Stated problem:
List all lines of the data containing the word "сертификатов".

Data to use:

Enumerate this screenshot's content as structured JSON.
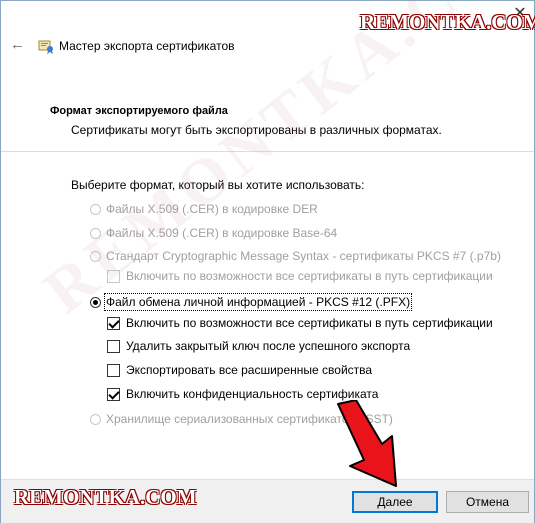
{
  "watermark": {
    "top": "REMONTKA.COM",
    "bottom": "REMONTKA.COM",
    "diagonal": "REMONTKA.COM"
  },
  "window": {
    "close_glyph": "✕"
  },
  "header": {
    "back_glyph": "←",
    "icon": "certificate-wizard-icon",
    "title": "Мастер экспорта сертификатов"
  },
  "section": {
    "title": "Формат экспортируемого файла",
    "description": "Сертификаты могут быть экспортированы в различных форматах."
  },
  "prompt": "Выберите формат, который вы хотите использовать:",
  "options": {
    "der": "Файлы X.509 (.CER) в кодировке DER",
    "base64": "Файлы X.509 (.CER) в кодировке Base-64",
    "pkcs7": "Стандарт Cryptographic Message Syntax - сертификаты PKCS #7 (.p7b)",
    "pkcs7_include": "Включить по возможности все сертификаты в путь сертификации",
    "pfx": "Файл обмена личной информацией - PKCS #12 (.PFX)",
    "pfx_include": "Включить по возможности все сертификаты в путь сертификации",
    "pfx_delete_key": "Удалить закрытый ключ после успешного экспорта",
    "pfx_export_props": "Экспортировать все расширенные свойства",
    "pfx_privacy": "Включить конфиденциальность сертификата",
    "sst": "Хранилище сериализованных сертификатов (.SST)"
  },
  "footer": {
    "next_label": "Далее",
    "cancel_label": "Отмена"
  },
  "colors": {
    "accent": "#0078d7",
    "arrow": "#e8141a",
    "watermark_outline": "#8b0000"
  }
}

The answer:
    "title": "Мастер экспорта сертификатов"
    "sst": "Хранилище сериализованных сертификатов (.SST)"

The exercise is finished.